Some records
****************

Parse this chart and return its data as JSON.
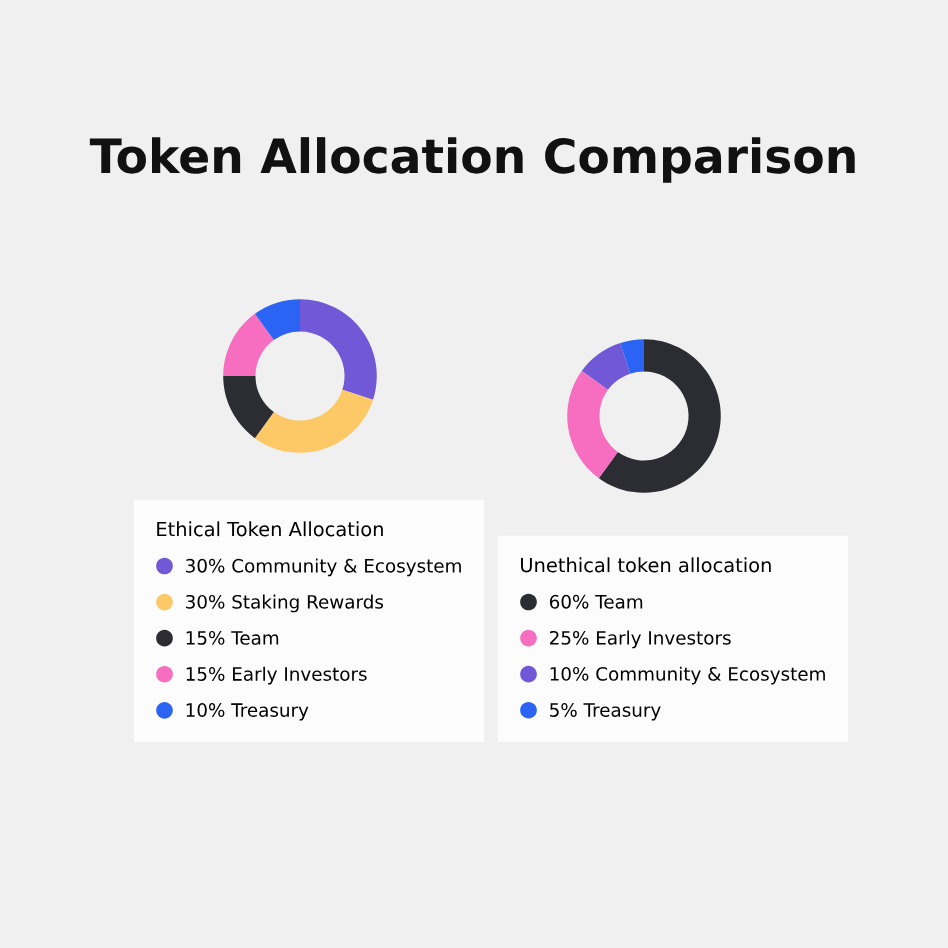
{
  "chart_data": [
    {
      "type": "donut",
      "title": "Token Allocation Comparison",
      "legend_title": "Ethical Token Allocation",
      "legend": "bottom",
      "categories": [
        "30% Community & Ecosystem",
        "30% Staking Rewards",
        "15% Team",
        "15% Early Investors",
        "10% Treasury"
      ],
      "values": [
        30,
        30,
        15,
        15,
        10
      ],
      "colors": [
        "#7058d6",
        "#fdc866",
        "#2b2d33",
        "#f76dbf",
        "#2b63f5"
      ]
    },
    {
      "type": "donut",
      "legend_title": "Unethical token allocation",
      "legend": "bottom",
      "categories": [
        "60% Team",
        "25% Early Investors",
        "10% Community & Ecosystem",
        "5% Treasury"
      ],
      "values": [
        60,
        25,
        10,
        5
      ],
      "colors": [
        "#2b2d33",
        "#f76dbf",
        "#7058d6",
        "#2b63f5"
      ]
    }
  ]
}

****************

What is being asked: Repeat every record above exactly, but leave out any pictures.

Answer below:
Parse this chart and return its data as JSON.
{
  "chart_data": [
    {
      "type": "donut",
      "title": "Token Allocation Comparison",
      "legend_title": "Ethical Token Allocation",
      "legend": "bottom",
      "categories": [
        "30% Community & Ecosystem",
        "30% Staking Rewards",
        "15% Team",
        "15% Early Investors",
        "10% Treasury"
      ],
      "values": [
        30,
        30,
        15,
        15,
        10
      ],
      "colors": [
        "#7058d6",
        "#fdc866",
        "#2b2d33",
        "#f76dbf",
        "#2b63f5"
      ]
    },
    {
      "type": "donut",
      "legend_title": "Unethical token allocation",
      "legend": "bottom",
      "categories": [
        "60% Team",
        "25% Early Investors",
        "10% Community & Ecosystem",
        "5% Treasury"
      ],
      "values": [
        60,
        25,
        10,
        5
      ],
      "colors": [
        "#2b2d33",
        "#f76dbf",
        "#7058d6",
        "#2b63f5"
      ]
    }
  ]
}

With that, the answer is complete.